[Collection entries]

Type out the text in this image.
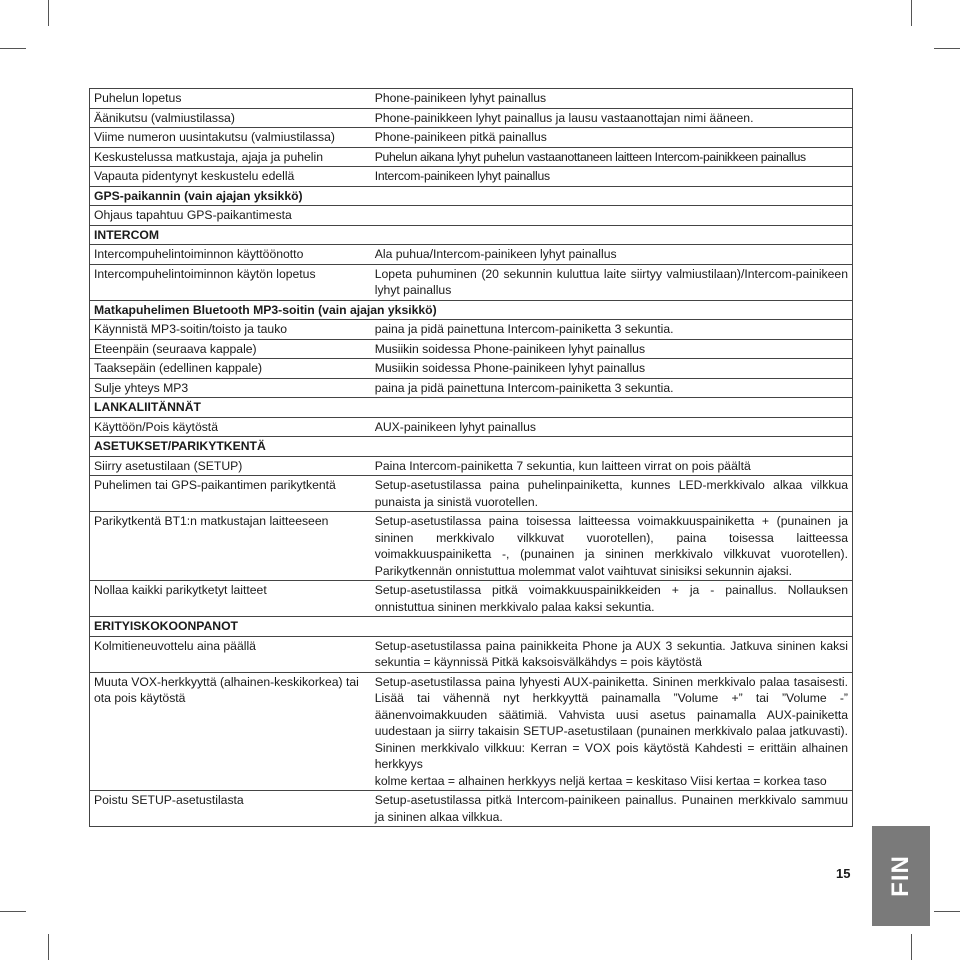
Puhelun lopetus	Phone-painikeen lyhyt painallus
Äänikutsu (valmiustilassa)	Phone-painikkeen lyhyt painallus ja lausu vastaanottajan nimi ääneen.
Viime numeron uusintakutsu (valmiustilassa)	Phone-painikeen pitkä painallus
Keskustelussa matkustaja, ajaja ja puhelin	Puhelun aikana lyhyt puhelun vastaanottaneen laitteen Intercom-painikkeen painallus
Vapauta pidentynyt keskustelu edellä	Intercom-painikeen lyhyt painallus
GPS-paikannin (vain ajajan yksikkö)	
Ohjaus tapahtuu GPS-paikantimesta	
INTERCOM	
Intercompuhelintoiminnon käyttöönotto	Ala puhua/Intercom-painikeen lyhyt painallus
Intercompuhelintoiminnon käytön lopetus	Lopeta puhuminen (20 sekunnin kuluttua laite siirtyy valmiustilaan)/Intercom-painikeen lyhyt painallus
Matkapuhelimen Bluetooth MP3-soitin (vain ajajan yksikkö)	
Käynnistä MP3-soitin/toisto ja tauko	paina ja pidä painettuna Intercom-painiketta 3 sekuntia.
Eteenpäin (seuraava kappale)	Musiikin soidessa Phone-painikeen lyhyt painallus
Taaksepäin (edellinen kappale)	Musiikin soidessa Phone-painikeen lyhyt painallus
Sulje yhteys MP3	paina ja pidä painettuna Intercom-painiketta 3 sekuntia.
LANKALIITÄNNÄT	
Käyttöön/Pois käytöstä	AUX-painikeen lyhyt painallus
ASETUKSET/PARIKYTKENTÄ	
Siirry asetustilaan (SETUP)	Paina Intercom-painiketta 7 sekuntia, kun laitteen virrat on pois päältä
Puhelimen tai GPS-paikantimen parikytkentä	Setup-asetustilassa paina puhelinpainiketta, kunnes LED-merkkivalo alkaa vilkkua punaista ja sinistä vuorotellen.
Parikytkentä BT1:n matkustajan laitteeseen	Setup-asetustilassa paina toisessa laitteessa voimakkuuspainiketta + (punainen ja sininen merkkivalo vilkkuvat vuorotellen), paina toisessa laitteessa voimakkuuspainiketta -, (punainen ja sininen merkkivalo vilkkuvat vuorotellen). Parikytkennän onnistuttua molemmat valot vaihtuvat sinisiksi sekunnin ajaksi.
Nollaa kaikki parikytketyt laitteet	Setup-asetustilassa pitkä voimakkuuspainikkeiden + ja - painallus. Nollauksen onnistuttua sininen merkkivalo palaa kaksi sekuntia.
ERITYISKOKOONPANOT	
Kolmitieneuvottelu aina päällä	Setup-asetustilassa paina painikkeita Phone ja AUX 3 sekuntia. Jatkuva sininen kaksi sekuntia = käynnissä Pitkä kaksoisvälkähdys = pois käytöstä
Muuta VOX-herkkyyttä (alhainen-keskikorkea) tai ota pois käytöstä	Setup-asetustilassa paina lyhyesti AUX-painiketta. Sininen merkkivalo palaa tasaisesti. Lisää tai vähennä nyt herkkyyttä painamalla ”Volume +” tai ”Volume -” äänenvoimakkuuden säätimiä. Vahvista uusi asetus painamalla AUX-painiketta uudestaan ja siirry takaisin SETUP-asetustilaan (punainen merkkivalo palaa jatkuvasti). Sininen merkkivalo vilkkuu: Kerran = VOX pois käytöstä Kahdesti = erittäin alhainen herkkyys
kolme kertaa = alhainen herkkyys neljä kertaa = keskitaso Viisi kertaa = korkea taso
Poistu SETUP-asetustilasta	Setup-asetustilassa pitkä Intercom-painikeen painallus. Punainen merkkivalo sammuu ja sininen alkaa vilkkua.
15 FIN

▶ [What you should do]: Quote the records in full and exactly; skip any image.

▶ [Finished exercise]:
Type out the text in this image.
Puhelun lopetus	Phone-painikeen lyhyt painallus
Äänikutsu (valmiustilassa)	Phone-painikkeen lyhyt painallus ja lausu vastaanottajan nimi ääneen.
Viime numeron uusintakutsu (valmiustilassa)	Phone-painikeen pitkä painallus
Keskustelussa matkustaja, ajaja ja puhelin	Puhelun aikana lyhyt puhelun vastaanottaneen laitteen Intercom-painikkeen painallus
Vapauta pidentynyt keskustelu edellä	Intercom-painikeen lyhyt painallus
GPS-paikannin (vain ajajan yksikkö)	
Ohjaus tapahtuu GPS-paikantimesta	
INTERCOM	
Intercompuhelintoiminnon käyttöönotto	Ala puhua/Intercom-painikeen lyhyt painallus
Intercompuhelintoiminnon käytön lopetus	Lopeta puhuminen (20 sekunnin kuluttua laite siirtyy valmiustilaan)/Intercom-painikeen lyhyt painallus
Matkapuhelimen Bluetooth MP3-soitin (vain ajajan yksikkö)	
Käynnistä MP3-soitin/toisto ja tauko	paina ja pidä painettuna Intercom-painiketta 3 sekuntia.
Eteenpäin (seuraava kappale)	Musiikin soidessa Phone-painikeen lyhyt painallus
Taaksepäin (edellinen kappale)	Musiikin soidessa Phone-painikeen lyhyt painallus
Sulje yhteys MP3	paina ja pidä painettuna Intercom-painiketta 3 sekuntia.
LANKALIITÄNNÄT	
Käyttöön/Pois käytöstä	AUX-painikeen lyhyt painallus
ASETUKSET/PARIKYTKENTÄ	
Siirry asetustilaan (SETUP)	Paina Intercom-painiketta 7 sekuntia, kun laitteen virrat on pois päältä
Puhelimen tai GPS-paikantimen parikytkentä	Setup-asetustilassa paina puhelinpainiketta, kunnes LED-merkkivalo alkaa vilkkua punaista ja sinistä vuorotellen.
Parikytkentä BT1:n matkustajan laitteeseen	Setup-asetustilassa paina toisessa laitteessa voimakkuuspainiketta + (punainen ja sininen merkkivalo vilkkuvat vuorotellen), paina toisessa laitteessa voimakkuuspainiketta -, (punainen ja sininen merkkivalo vilkkuvat vuorotellen). Parikytkennän onnistuttua molemmat valot vaihtuvat sinisiksi sekunnin ajaksi.
Nollaa kaikki parikytketyt laitteet	Setup-asetustilassa pitkä voimakkuuspainikkeiden + ja - painallus. Nollauksen onnistuttua sininen merkkivalo palaa kaksi sekuntia.
ERITYISKOKOONPANOT	
Kolmitieneuvottelu aina päällä	Setup-asetustilassa paina painikkeita Phone ja AUX 3 sekuntia. Jatkuva sininen kaksi sekuntia = käynnissä Pitkä kaksoisvälkähdys = pois käytöstä
Muuta VOX-herkkyyttä (alhainen-keskikorkea) tai ota pois käytöstä	Setup-asetustilassa paina lyhyesti AUX-painiketta. Sininen merkkivalo palaa tasaisesti. Lisää tai vähennä nyt herkkyyttä painamalla ”Volume +” tai ”Volume -” äänenvoimakkuuden säätimiä. Vahvista uusi asetus painamalla AUX-painiketta uudestaan ja siirry takaisin SETUP-asetustilaan (punainen merkkivalo palaa jatkuvasti). Sininen merkkivalo vilkkuu: Kerran = VOX pois käytöstä Kahdesti = erittäin alhainen herkkyys
kolme kertaa = alhainen herkkyys neljä kertaa = keskitaso Viisi kertaa = korkea taso
Poistu SETUP-asetustilasta	Setup-asetustilassa pitkä Intercom-painikeen painallus. Punainen merkkivalo sammuu ja sininen alkaa vilkkua.
15 FIN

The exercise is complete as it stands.